Task to carry out:
Using the records that follow, copy every line containing the word "Srikakulam".
┌─ Records for this exercise
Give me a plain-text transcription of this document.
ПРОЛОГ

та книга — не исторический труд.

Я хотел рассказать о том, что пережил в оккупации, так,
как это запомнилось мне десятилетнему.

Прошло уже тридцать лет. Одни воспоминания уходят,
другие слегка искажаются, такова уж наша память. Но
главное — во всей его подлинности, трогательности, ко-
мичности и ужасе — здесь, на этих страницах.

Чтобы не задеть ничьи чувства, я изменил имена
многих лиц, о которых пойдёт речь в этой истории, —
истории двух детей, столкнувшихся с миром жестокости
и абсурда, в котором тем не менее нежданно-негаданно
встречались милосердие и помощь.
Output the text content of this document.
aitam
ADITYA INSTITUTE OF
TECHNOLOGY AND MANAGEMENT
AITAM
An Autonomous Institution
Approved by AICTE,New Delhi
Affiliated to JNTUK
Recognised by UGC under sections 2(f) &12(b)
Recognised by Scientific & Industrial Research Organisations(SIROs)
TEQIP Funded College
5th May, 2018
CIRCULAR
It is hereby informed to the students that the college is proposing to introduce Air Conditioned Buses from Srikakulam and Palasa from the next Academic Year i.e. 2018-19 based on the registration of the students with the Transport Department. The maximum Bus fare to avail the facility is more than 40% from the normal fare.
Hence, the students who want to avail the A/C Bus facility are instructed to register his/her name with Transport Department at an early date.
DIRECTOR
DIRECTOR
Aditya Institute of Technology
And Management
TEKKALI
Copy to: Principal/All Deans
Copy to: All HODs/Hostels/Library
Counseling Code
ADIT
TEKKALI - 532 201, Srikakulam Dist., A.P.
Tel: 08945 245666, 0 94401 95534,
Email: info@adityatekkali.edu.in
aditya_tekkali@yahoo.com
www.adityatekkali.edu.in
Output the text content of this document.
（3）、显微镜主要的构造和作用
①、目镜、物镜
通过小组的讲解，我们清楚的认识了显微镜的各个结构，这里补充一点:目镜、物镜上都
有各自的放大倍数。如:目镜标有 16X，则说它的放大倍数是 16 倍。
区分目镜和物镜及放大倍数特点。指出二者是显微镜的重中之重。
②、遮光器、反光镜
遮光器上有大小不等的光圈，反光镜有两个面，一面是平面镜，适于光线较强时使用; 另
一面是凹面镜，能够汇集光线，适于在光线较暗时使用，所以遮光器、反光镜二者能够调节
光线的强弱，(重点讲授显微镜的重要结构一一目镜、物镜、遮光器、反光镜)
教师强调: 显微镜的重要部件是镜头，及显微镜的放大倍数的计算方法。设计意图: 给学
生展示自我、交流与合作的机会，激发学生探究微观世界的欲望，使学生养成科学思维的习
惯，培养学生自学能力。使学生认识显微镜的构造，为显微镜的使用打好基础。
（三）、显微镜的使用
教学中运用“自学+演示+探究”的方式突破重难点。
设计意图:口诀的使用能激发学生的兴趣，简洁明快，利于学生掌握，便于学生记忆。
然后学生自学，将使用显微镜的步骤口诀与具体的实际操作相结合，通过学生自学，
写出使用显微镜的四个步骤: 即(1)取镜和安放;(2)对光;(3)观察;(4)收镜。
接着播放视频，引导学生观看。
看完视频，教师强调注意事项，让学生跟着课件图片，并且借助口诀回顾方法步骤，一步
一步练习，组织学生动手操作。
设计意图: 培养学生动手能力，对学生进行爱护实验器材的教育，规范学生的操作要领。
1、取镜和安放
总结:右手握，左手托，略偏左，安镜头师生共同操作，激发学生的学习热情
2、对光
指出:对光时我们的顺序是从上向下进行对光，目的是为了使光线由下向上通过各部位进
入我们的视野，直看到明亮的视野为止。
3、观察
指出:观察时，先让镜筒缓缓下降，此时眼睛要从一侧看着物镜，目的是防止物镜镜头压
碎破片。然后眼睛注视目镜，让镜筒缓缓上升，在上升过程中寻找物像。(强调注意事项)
└─
Answer to the problem:
It is hereby informed to the students that the college is proposing to introduce Air Conditioned Buses from Srikakulam and Palasa from the next Academic Year i.e. 2018-19 based on the registration of the students with the Transport Department. The maximum Bus fare to avail the facility is more than 40% from the normal fare.
TEKKALI - 532 201, Srikakulam Dist., A.P.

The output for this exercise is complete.